WORK REQUIRED |
The complete listing should be restated exactly.

GIVEN DATA |
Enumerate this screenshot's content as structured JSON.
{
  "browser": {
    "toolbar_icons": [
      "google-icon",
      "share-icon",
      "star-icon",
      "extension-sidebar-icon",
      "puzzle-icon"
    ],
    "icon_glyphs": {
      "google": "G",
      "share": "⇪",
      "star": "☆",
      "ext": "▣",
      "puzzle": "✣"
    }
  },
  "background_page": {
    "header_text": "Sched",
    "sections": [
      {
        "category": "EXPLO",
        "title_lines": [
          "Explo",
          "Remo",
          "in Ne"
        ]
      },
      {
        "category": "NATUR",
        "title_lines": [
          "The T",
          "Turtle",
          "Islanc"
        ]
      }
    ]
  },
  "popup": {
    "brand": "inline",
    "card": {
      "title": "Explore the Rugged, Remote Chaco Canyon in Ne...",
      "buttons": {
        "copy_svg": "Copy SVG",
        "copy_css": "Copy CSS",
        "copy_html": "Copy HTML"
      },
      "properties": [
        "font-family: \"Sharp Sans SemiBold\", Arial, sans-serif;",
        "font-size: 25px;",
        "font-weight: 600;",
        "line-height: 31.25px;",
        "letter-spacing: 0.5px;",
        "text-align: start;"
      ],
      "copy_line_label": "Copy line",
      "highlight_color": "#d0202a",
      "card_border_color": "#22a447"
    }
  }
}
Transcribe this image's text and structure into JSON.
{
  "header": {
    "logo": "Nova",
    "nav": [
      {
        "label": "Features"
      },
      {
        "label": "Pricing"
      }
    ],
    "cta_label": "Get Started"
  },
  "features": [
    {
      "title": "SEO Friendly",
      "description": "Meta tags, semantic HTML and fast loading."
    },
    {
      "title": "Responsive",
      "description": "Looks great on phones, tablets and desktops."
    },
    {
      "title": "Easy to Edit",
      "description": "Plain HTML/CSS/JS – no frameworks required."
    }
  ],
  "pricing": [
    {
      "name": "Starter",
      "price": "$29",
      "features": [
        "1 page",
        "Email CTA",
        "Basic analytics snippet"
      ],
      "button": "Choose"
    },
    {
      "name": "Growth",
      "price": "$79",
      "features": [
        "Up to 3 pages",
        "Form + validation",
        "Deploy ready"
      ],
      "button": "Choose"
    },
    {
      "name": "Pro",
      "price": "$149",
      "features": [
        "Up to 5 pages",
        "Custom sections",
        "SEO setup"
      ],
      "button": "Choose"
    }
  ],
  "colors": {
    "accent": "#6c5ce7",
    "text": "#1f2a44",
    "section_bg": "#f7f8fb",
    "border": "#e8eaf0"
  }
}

EXERCISE RESPONSE |
Enumerate this screenshot's content as structured JSON.
{
  "browser": {
    "toolbar_icons": [
      "google-icon",
      "share-icon",
      "star-icon",
      "extension-sidebar-icon",
      "puzzle-icon"
    ],
    "icon_glyphs": {
      "google": "G",
      "share": "⇪",
      "star": "☆",
      "ext": "▣",
      "puzzle": "✣"
    }
  },
  "background_page": {
    "header_text": "Sched",
    "sections": [
      {
        "category": "EXPLO",
        "title_lines": [
          "Explo",
          "Remo",
          "in Ne"
        ]
      },
      {
        "category": "NATUR",
        "title_lines": [
          "The T",
          "Turtle",
          "Islanc"
        ]
      }
    ]
  },
  "popup": {
    "brand": "inline",
    "card": {
      "title": "Explore the Rugged, Remote Chaco Canyon in Ne...",
      "buttons": {
        "copy_svg": "Copy SVG",
        "copy_css": "Copy CSS",
        "copy_html": "Copy HTML"
      },
      "properties": [
        "font-family: \"Sharp Sans SemiBold\", Arial, sans-serif;",
        "font-size: 25px;",
        "font-weight: 600;",
        "line-height: 31.25px;",
        "letter-spacing: 0.5px;",
        "text-align: start;"
      ],
      "copy_line_label": "Copy line",
      "highlight_color": "#d0202a",
      "card_border_color": "#22a447"
    }
  }
}
Transcribe this image's text and structure into JSON.
{
  "header": {
    "logo": "Nova",
    "nav": [
      {
        "label": "Features"
      },
      {
        "label": "Pricing"
      }
    ],
    "cta_label": "Get Started"
  },
  "features": [
    {
      "title": "SEO Friendly",
      "description": "Meta tags, semantic HTML and fast loading."
    },
    {
      "title": "Responsive",
      "description": "Looks great on phones, tablets and desktops."
    },
    {
      "title": "Easy to Edit",
      "description": "Plain HTML/CSS/JS – no frameworks required."
    }
  ],
  "pricing": [
    {
      "name": "Starter",
      "price": "$29",
      "features": [
        "1 page",
        "Email CTA",
        "Basic analytics snippet"
      ],
      "button": "Choose"
    },
    {
      "name": "Growth",
      "price": "$79",
      "features": [
        "Up to 3 pages",
        "Form + validation",
        "Deploy ready"
      ],
      "button": "Choose"
    },
    {
      "name": "Pro",
      "price": "$149",
      "features": [
        "Up to 5 pages",
        "Custom sections",
        "SEO setup"
      ],
      "button": "Choose"
    }
  ],
  "colors": {
    "accent": "#6c5ce7",
    "text": "#1f2a44",
    "section_bg": "#f7f8fb",
    "border": "#e8eaf0"
  }
}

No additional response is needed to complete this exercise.